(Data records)
----------

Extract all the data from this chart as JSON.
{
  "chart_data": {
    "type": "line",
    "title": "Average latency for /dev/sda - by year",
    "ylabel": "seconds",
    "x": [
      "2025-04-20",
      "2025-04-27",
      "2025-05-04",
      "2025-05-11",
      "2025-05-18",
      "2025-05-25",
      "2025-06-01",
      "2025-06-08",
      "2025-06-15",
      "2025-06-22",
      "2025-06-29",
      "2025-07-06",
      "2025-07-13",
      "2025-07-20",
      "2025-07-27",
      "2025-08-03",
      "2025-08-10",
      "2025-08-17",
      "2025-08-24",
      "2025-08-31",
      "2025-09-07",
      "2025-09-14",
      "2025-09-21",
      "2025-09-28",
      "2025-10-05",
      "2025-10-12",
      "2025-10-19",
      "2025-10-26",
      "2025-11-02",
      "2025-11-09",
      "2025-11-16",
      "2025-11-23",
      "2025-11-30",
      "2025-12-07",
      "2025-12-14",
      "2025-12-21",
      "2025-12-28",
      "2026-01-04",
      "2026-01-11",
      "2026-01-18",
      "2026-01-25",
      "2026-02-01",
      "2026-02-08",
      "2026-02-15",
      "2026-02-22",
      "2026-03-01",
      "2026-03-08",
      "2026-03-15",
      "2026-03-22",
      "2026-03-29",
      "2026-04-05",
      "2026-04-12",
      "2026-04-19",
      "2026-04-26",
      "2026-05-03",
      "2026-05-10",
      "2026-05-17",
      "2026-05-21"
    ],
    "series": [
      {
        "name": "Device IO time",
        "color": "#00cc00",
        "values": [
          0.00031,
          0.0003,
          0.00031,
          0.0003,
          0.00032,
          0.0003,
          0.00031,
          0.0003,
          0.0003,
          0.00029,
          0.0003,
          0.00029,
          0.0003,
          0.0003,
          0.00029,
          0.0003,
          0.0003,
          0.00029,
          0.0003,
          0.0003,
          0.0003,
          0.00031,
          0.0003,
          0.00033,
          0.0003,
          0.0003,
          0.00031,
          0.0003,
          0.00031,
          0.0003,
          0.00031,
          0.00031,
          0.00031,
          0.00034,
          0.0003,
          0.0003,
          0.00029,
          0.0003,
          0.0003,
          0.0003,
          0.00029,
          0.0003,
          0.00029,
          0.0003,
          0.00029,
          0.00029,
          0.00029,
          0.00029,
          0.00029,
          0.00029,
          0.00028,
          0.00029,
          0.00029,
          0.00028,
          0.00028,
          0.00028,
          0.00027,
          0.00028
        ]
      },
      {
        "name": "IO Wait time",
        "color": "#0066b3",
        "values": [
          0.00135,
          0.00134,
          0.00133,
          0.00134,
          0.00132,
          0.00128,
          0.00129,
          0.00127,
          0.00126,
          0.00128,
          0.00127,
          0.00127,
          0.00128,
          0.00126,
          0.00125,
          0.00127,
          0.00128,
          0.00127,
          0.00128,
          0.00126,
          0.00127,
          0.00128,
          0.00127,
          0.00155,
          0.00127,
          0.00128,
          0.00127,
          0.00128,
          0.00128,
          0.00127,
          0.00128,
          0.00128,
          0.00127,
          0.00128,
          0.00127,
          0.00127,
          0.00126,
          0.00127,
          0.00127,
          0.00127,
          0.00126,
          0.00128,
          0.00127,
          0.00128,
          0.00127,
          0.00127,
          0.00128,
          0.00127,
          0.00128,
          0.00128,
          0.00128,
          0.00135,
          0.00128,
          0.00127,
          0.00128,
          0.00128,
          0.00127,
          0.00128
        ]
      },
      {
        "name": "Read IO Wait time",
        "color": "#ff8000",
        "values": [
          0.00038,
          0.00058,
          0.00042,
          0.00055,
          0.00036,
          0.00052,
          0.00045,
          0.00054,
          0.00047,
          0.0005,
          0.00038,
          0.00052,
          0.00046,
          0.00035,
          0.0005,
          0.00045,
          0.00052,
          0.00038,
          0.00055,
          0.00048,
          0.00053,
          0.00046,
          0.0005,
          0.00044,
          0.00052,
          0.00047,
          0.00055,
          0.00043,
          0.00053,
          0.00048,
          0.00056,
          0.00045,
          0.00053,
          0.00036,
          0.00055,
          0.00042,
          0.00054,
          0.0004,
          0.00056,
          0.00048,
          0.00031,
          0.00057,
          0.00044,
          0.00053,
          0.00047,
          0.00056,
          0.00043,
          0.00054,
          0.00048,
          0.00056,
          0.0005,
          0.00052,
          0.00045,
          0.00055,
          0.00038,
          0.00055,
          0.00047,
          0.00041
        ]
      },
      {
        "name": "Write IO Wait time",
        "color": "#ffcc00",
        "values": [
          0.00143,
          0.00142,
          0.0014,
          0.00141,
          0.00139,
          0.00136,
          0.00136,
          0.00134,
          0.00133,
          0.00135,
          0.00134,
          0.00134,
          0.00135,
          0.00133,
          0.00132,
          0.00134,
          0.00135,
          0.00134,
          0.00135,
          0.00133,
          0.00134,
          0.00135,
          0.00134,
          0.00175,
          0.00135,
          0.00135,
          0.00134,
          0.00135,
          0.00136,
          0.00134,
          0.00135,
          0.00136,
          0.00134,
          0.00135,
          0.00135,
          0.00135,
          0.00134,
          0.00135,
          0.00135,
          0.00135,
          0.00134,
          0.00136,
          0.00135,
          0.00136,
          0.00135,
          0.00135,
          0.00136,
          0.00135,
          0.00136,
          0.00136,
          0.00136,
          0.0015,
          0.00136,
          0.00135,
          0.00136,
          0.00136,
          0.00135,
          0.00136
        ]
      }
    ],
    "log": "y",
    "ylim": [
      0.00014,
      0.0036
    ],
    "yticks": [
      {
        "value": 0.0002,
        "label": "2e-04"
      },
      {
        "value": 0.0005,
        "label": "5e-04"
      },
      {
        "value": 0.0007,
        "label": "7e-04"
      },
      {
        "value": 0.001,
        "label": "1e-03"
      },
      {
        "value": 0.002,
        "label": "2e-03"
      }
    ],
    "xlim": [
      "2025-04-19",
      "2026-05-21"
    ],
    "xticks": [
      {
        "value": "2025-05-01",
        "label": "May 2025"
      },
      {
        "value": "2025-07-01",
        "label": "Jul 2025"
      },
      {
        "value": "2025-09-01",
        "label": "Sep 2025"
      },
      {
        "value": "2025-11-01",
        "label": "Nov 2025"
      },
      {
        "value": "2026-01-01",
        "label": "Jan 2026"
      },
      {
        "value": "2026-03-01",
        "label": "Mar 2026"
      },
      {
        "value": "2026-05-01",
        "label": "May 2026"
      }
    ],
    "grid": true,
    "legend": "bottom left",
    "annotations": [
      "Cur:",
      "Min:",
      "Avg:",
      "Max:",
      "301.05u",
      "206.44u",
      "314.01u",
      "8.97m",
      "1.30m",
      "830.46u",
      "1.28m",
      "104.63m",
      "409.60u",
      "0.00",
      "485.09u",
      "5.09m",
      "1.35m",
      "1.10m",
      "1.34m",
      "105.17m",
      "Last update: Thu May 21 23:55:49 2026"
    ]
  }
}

----------

▶ Aim of the exercise: State how many lines of the listing include "name", and nothing more.

▶ Output for this exercise: 4